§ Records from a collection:

-*-*-

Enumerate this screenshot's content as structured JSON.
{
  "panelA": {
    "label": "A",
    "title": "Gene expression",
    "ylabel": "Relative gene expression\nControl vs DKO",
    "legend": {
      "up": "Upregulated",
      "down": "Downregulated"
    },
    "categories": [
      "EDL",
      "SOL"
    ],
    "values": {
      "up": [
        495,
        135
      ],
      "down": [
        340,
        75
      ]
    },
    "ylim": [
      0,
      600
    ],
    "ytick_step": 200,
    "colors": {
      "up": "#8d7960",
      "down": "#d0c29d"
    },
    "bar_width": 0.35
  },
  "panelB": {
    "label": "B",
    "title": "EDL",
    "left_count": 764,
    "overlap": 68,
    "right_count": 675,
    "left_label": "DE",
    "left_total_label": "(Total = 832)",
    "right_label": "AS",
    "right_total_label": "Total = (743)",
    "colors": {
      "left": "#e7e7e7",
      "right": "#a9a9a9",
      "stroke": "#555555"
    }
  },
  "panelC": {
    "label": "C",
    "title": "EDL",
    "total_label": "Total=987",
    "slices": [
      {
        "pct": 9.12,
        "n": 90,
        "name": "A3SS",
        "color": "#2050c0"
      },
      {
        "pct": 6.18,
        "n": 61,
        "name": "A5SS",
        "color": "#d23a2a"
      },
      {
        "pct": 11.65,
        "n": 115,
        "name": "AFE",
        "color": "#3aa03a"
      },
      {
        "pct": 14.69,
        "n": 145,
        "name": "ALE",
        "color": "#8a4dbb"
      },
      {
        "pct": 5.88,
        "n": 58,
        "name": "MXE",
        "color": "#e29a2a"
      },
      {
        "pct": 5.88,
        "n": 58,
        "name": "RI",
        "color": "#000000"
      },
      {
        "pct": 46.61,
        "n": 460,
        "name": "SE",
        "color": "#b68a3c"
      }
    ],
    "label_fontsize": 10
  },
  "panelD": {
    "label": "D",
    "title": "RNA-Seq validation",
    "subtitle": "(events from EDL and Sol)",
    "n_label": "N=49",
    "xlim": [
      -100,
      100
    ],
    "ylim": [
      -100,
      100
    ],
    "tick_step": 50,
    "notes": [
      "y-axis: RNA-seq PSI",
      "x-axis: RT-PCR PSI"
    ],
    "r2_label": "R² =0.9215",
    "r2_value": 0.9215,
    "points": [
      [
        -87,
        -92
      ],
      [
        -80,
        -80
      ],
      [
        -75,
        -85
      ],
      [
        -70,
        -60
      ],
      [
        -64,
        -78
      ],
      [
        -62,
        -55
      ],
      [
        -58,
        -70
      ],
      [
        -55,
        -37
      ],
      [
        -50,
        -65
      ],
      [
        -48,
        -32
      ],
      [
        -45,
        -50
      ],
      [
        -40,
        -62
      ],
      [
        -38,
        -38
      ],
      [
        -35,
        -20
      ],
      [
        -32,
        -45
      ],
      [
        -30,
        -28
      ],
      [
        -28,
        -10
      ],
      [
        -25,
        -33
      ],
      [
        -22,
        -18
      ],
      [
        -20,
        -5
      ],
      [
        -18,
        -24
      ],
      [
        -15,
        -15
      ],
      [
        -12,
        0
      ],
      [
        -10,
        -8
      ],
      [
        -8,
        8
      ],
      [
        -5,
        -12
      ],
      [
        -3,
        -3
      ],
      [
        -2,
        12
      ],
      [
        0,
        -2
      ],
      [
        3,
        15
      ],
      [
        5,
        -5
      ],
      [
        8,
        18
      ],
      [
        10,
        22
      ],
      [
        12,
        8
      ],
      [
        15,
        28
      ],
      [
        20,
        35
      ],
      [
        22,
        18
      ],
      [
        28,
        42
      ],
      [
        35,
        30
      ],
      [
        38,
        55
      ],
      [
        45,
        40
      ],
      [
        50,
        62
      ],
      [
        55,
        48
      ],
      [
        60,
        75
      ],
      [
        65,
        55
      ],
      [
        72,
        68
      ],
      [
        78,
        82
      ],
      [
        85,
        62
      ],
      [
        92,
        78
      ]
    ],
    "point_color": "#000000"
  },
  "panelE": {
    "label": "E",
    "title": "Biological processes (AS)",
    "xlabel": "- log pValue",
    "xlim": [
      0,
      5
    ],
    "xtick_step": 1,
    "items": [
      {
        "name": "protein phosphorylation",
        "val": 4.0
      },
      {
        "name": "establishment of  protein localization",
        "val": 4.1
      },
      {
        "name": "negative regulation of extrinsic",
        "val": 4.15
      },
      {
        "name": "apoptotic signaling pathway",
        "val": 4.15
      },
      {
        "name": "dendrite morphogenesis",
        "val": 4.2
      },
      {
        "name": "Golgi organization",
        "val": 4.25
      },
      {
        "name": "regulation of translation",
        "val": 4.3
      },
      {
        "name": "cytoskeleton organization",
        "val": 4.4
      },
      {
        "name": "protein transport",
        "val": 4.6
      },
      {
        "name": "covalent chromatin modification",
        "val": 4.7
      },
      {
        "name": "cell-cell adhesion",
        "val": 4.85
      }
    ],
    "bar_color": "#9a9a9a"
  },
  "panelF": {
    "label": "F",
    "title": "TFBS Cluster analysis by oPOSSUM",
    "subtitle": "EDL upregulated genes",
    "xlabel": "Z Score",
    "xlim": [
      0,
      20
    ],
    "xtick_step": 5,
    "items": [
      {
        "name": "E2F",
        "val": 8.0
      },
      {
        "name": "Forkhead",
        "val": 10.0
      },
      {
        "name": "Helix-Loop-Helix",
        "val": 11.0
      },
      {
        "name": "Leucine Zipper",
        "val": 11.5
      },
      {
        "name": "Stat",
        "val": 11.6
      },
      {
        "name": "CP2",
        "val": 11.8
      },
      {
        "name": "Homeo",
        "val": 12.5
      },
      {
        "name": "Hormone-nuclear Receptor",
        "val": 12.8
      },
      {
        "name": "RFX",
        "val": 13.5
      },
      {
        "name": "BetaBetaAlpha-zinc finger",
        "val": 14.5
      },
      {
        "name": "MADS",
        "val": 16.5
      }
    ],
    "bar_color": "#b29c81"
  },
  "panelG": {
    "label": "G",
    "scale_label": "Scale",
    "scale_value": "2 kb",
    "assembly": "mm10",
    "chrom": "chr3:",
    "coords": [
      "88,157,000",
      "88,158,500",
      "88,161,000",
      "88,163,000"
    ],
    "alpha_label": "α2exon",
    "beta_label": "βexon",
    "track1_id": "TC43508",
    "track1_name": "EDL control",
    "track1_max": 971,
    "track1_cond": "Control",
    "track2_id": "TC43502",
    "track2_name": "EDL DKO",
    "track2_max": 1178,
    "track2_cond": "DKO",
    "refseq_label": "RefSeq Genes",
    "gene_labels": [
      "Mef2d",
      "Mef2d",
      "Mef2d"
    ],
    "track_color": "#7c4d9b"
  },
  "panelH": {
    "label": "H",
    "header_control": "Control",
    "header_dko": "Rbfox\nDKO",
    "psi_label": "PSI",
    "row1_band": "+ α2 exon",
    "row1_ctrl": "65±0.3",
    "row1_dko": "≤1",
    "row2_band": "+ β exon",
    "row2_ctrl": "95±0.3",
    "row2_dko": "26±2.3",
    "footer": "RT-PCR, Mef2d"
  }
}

-*-*-

§ Task: A single number is requested: the count of lines in the data that hold "subtitle".

§ Answer below: 2